[Dataset rows about figures]
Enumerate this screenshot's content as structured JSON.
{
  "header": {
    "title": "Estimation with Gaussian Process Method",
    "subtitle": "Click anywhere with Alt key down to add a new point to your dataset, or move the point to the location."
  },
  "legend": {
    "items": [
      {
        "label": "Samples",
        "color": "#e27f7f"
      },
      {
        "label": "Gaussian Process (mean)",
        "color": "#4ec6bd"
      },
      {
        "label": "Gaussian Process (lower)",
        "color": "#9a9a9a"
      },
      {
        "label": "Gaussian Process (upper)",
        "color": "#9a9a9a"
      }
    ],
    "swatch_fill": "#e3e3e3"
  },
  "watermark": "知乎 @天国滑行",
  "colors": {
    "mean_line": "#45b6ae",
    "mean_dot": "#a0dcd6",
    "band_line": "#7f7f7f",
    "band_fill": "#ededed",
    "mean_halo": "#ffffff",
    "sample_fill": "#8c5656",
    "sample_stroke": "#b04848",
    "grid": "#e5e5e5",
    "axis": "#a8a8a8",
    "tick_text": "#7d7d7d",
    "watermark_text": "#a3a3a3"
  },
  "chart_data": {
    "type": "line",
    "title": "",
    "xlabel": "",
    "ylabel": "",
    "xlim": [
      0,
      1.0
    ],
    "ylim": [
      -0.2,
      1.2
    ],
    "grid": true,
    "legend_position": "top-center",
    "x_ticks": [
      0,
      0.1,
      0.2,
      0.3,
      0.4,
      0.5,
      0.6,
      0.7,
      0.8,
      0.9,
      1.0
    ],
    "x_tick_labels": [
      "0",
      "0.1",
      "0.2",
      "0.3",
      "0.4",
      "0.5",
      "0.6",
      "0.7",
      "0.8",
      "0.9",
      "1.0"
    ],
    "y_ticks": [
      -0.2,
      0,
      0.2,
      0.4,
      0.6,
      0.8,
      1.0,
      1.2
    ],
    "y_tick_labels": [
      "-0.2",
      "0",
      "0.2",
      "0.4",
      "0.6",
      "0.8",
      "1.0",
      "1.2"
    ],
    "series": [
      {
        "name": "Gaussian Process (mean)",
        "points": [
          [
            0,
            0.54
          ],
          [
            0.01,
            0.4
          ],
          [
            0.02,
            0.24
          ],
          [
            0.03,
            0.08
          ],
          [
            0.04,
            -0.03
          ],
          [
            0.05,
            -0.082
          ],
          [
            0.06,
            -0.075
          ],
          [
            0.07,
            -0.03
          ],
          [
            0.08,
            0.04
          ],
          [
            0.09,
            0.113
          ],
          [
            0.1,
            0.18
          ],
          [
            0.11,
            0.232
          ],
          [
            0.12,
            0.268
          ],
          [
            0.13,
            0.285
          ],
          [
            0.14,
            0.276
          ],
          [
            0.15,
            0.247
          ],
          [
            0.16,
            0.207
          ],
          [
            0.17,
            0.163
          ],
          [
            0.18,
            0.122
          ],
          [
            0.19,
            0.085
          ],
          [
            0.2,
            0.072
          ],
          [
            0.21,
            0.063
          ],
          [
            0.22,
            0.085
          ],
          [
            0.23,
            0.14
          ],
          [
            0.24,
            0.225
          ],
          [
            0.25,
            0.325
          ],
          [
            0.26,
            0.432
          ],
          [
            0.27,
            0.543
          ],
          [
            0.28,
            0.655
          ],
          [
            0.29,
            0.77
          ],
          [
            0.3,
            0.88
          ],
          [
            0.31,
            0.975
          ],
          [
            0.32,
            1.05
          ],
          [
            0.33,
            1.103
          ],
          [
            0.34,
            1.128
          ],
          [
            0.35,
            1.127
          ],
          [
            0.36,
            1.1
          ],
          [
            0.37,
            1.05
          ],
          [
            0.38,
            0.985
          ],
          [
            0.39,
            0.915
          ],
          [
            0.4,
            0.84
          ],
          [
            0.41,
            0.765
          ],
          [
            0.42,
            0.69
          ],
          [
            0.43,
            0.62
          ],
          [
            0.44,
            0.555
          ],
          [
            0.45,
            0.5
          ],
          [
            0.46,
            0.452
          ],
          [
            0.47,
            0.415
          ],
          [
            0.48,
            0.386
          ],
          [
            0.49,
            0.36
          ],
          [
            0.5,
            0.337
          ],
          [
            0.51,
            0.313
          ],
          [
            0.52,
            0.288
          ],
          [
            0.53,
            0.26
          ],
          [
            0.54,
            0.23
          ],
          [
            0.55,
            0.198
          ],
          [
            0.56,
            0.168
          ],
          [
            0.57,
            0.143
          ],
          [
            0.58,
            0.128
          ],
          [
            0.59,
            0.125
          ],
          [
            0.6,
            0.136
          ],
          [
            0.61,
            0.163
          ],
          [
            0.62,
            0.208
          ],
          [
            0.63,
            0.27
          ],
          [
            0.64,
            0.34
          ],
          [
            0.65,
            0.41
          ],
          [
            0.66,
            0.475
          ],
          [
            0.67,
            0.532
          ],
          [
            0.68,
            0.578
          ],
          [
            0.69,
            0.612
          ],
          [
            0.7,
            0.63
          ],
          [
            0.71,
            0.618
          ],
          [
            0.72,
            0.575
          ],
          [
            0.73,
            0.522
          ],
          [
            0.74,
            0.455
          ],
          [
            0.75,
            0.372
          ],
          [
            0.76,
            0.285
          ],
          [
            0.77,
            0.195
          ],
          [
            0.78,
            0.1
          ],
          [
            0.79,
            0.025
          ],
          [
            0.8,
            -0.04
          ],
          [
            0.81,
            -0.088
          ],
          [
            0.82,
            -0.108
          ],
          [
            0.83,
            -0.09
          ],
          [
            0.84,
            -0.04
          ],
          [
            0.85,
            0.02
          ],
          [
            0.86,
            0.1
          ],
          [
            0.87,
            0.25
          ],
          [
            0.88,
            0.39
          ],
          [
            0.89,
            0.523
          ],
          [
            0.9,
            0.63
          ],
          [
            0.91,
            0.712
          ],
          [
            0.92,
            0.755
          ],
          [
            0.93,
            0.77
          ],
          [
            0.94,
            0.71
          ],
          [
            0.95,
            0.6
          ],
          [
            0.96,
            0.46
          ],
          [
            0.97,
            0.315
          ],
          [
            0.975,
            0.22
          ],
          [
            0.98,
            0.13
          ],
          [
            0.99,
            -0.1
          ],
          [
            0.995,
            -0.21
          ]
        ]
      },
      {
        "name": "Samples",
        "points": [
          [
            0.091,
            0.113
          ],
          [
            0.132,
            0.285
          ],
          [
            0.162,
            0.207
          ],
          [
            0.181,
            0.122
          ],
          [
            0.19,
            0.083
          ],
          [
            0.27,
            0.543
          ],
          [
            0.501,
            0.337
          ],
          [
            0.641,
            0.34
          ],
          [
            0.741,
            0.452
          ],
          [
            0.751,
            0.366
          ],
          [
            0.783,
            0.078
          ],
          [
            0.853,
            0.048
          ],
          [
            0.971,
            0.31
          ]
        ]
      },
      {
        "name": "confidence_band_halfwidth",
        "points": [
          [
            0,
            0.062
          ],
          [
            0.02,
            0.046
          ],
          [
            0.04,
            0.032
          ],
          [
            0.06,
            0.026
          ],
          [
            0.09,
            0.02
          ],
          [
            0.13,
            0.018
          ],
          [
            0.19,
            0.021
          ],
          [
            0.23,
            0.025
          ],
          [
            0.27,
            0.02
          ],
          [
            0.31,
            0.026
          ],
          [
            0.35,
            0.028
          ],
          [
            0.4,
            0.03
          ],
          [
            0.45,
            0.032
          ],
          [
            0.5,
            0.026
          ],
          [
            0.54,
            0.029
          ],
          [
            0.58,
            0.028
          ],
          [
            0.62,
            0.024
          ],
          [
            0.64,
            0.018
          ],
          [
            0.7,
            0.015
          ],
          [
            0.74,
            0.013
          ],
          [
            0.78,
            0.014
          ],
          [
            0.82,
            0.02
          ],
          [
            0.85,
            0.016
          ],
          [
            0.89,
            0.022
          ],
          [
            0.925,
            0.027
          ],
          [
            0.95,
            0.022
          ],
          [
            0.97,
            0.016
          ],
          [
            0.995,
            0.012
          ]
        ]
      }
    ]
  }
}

==

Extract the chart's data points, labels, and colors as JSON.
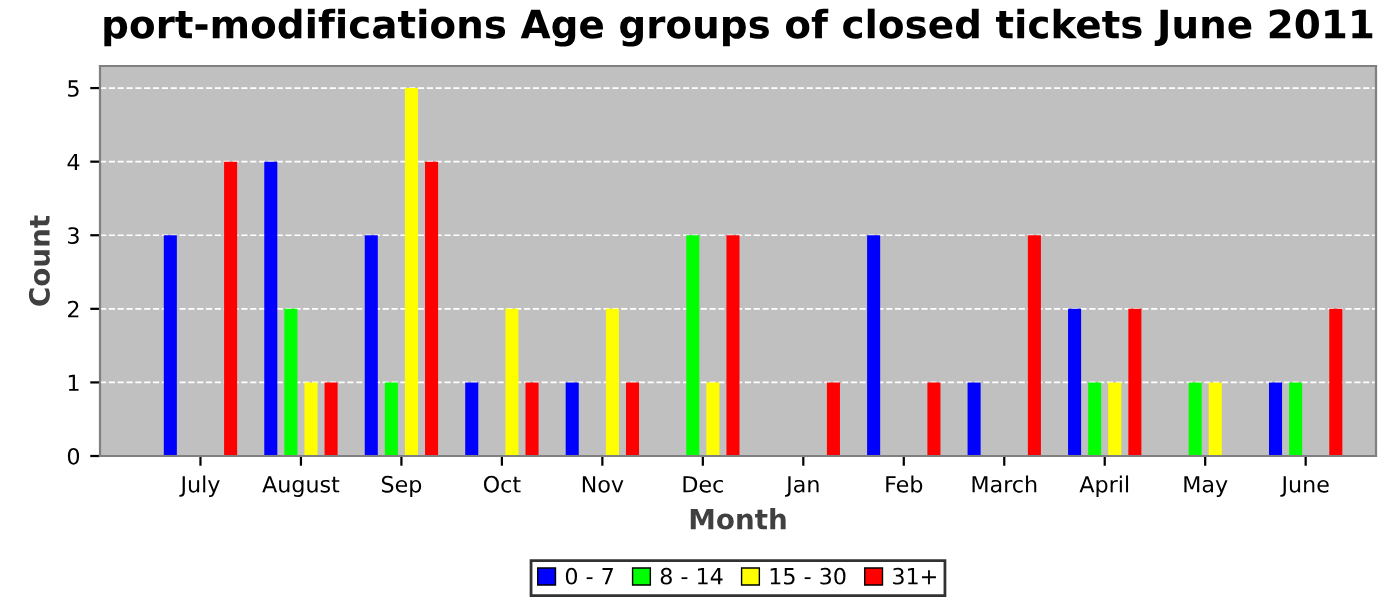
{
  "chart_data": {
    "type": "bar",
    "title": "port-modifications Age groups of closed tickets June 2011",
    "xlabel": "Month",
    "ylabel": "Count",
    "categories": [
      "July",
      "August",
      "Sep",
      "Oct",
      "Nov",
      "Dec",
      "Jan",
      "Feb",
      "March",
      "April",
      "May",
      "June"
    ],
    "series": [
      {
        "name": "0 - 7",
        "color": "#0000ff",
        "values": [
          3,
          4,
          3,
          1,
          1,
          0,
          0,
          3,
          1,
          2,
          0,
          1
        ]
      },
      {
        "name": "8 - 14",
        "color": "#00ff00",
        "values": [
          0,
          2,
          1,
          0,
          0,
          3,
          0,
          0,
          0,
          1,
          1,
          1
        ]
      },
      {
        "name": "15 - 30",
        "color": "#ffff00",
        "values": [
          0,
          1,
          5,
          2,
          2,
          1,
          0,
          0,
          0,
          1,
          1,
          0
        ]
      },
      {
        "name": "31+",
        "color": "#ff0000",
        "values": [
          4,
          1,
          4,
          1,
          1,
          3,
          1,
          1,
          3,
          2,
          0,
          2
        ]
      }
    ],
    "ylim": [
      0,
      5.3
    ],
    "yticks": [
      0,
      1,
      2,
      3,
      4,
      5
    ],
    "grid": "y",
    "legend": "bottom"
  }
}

* * *

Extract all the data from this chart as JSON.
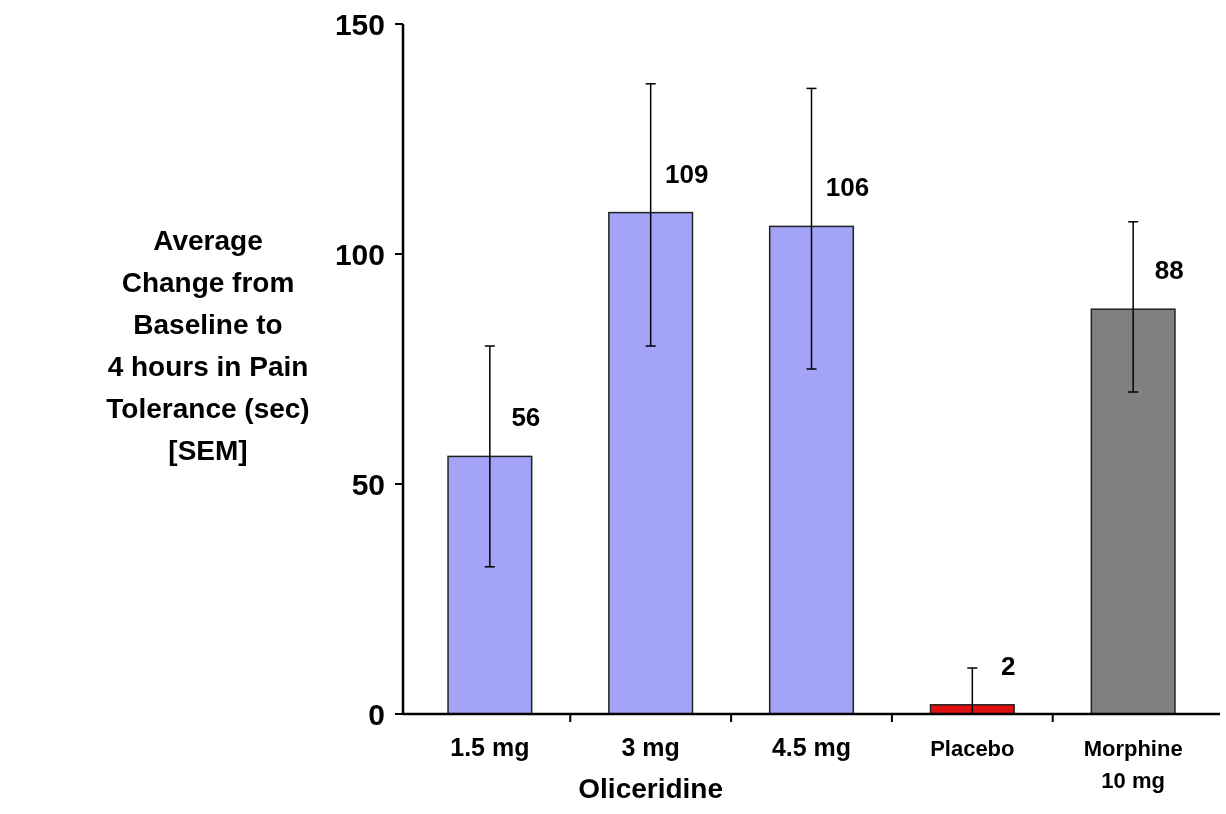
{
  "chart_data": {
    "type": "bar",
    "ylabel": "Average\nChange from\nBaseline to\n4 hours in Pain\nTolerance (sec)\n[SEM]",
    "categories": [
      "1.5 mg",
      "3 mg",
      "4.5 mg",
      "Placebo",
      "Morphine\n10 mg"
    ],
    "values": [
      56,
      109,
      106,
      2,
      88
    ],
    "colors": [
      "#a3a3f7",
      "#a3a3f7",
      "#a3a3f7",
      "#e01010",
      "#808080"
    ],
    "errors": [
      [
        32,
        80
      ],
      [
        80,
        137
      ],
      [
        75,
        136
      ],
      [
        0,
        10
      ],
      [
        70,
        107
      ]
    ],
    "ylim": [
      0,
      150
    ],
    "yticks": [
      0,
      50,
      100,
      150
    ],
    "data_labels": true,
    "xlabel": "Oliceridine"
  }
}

--- Description of the task ---
Above are some records. Report the number of their lines that include "colors", and add nothing else.

--- Full answer ---
3